# Does anyone know what this is called?



## PPVallhunds (Jul 26, 2010)

ok I was watching a drawing tutorial and the lady was using this thing to make sure she scaled the photo up properly. I think its used in architecture its like a stretched cross and each end has a point on it and a thing in the middle to adjust how far apart the points are from each other so say if you had it set to double the scale the one side the points would be say 5cm and on the other they would be 10cm


----------



## Oakelm (Oct 17, 2009)

Do you mean a pantograph? Thats the thing that pops to mind for scaling drawings up or down.


----------



## Oakelm (Oct 17, 2009)

But i could be overthinking it as you have said points you could be talking about a drafting compass for measuring and doubling or tripling distance on transfer.


----------



## PPVallhunds (Jul 26, 2010)

Nope not the first one from looking at google, it looks simmaler to the pics for drafting compass except think of two together so it makes a X shape.

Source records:
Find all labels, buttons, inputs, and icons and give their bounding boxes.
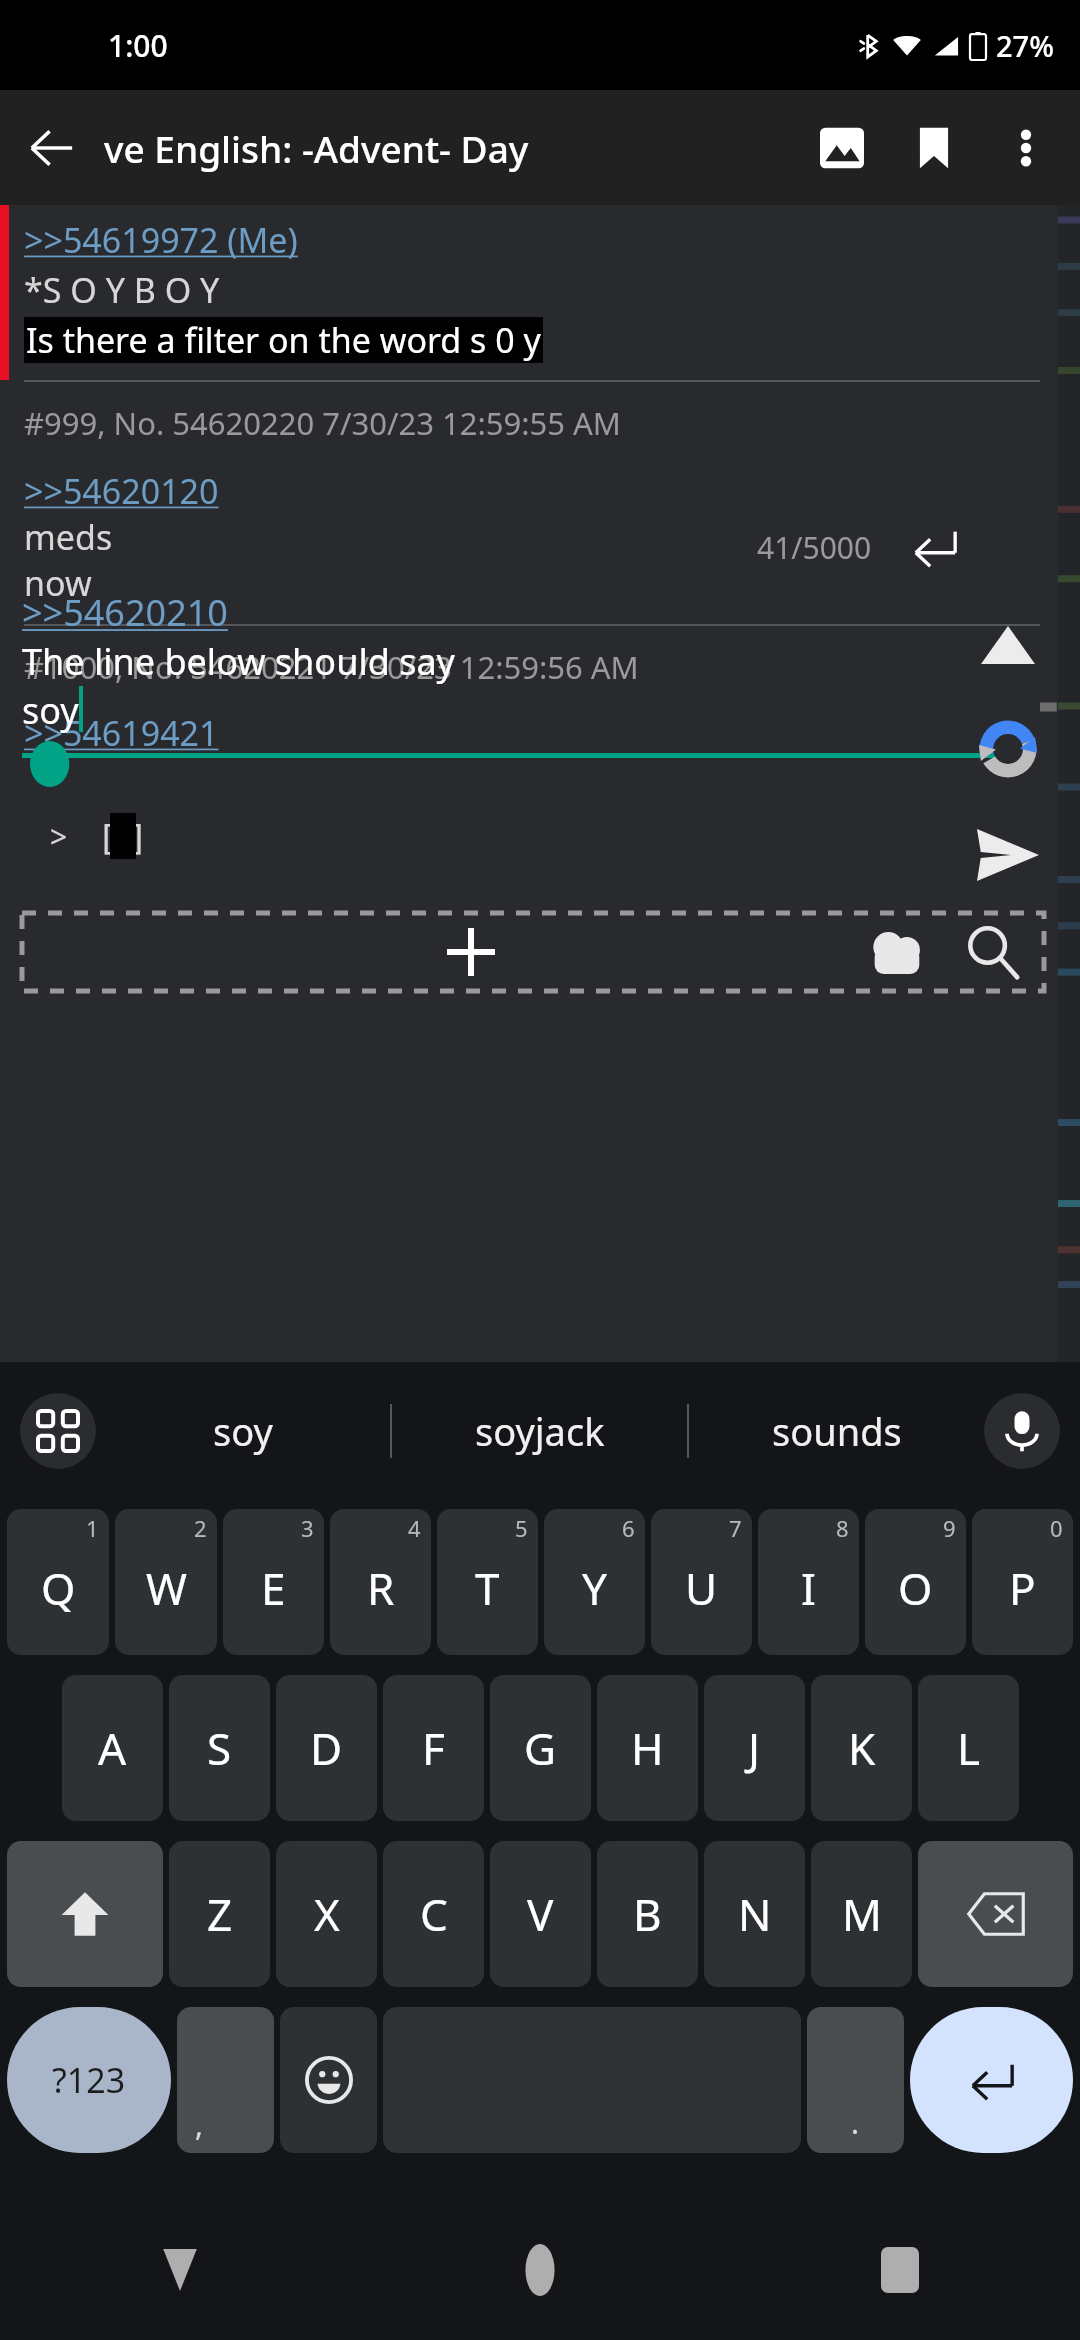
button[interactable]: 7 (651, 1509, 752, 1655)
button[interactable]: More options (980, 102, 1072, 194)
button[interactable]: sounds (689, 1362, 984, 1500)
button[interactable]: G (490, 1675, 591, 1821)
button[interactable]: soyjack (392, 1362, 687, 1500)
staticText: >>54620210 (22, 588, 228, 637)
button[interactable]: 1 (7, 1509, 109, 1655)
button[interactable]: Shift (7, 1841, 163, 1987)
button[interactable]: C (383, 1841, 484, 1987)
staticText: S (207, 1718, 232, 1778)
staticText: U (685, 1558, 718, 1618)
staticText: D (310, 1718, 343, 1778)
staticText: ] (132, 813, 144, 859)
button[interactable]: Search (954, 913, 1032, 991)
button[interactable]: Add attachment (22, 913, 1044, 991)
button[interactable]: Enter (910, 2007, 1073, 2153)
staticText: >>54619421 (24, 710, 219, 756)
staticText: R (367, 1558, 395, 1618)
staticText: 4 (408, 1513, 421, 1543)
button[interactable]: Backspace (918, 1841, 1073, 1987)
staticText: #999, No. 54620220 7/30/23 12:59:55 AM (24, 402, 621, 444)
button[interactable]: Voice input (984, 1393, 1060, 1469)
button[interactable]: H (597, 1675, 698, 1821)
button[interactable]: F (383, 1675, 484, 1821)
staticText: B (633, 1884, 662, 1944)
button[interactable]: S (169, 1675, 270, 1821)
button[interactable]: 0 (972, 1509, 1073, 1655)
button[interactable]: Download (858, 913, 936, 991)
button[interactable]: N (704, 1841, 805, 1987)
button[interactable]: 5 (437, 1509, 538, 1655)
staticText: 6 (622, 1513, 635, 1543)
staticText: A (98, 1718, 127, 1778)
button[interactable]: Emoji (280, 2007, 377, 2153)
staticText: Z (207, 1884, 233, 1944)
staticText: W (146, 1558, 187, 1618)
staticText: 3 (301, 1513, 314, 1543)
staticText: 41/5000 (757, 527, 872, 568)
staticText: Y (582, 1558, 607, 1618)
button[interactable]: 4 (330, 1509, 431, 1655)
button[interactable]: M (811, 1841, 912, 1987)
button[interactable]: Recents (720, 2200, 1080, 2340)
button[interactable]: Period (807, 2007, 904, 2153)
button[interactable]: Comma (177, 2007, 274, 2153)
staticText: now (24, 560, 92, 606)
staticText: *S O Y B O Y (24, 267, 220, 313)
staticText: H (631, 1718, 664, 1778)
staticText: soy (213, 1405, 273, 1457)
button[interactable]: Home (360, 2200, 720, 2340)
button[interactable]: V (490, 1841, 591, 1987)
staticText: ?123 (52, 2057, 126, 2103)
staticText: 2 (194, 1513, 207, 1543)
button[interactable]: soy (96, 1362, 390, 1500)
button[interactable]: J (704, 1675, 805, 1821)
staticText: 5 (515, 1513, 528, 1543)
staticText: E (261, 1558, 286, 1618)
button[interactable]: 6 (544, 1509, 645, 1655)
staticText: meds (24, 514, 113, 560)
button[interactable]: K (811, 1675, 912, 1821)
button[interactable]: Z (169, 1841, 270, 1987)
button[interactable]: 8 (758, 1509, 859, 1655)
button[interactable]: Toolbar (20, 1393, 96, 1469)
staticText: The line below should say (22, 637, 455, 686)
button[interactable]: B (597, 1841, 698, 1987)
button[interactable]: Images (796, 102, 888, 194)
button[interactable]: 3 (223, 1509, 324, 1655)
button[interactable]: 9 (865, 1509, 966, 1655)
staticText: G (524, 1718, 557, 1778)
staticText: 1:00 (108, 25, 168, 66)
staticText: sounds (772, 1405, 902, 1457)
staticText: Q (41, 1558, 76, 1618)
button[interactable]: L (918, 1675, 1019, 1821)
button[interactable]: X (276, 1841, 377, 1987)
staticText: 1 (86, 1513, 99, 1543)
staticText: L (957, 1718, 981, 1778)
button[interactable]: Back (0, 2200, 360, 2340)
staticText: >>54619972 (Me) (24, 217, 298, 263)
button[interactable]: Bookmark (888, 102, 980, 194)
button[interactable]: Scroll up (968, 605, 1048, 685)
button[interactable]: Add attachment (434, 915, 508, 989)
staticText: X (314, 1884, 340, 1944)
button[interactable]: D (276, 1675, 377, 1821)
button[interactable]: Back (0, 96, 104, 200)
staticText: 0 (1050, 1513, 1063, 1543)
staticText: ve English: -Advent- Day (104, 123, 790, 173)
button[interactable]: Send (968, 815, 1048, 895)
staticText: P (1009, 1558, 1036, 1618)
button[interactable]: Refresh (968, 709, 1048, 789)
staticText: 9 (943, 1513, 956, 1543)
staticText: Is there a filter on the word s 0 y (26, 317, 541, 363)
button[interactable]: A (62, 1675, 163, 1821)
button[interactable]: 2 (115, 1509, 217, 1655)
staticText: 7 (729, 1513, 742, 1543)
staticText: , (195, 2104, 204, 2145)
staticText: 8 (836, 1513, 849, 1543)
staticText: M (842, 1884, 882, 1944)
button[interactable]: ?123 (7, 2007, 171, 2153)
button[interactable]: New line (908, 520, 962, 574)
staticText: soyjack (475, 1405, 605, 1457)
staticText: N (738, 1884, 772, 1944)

WHAT IS NEEDED:
Pick up the forum thread about identifying an X-shaped tool for scaling drawings and continue it from its final post.

ANSWER FOR THIS EXERCISE:
----------



## PPVallhunds (Jul 26, 2010)

Just found it! A Scale Divider
http://i231.photobucket.com/albums/ee15 ... viders.jpg


----------



## Oakelm (Oct 17, 2009)

Lol that one completely slipped my mind and bizarre because I own one!!

But yeah a handy gizmo for getting dimensions right.


----------



## PPVallhunds (Jul 26, 2010)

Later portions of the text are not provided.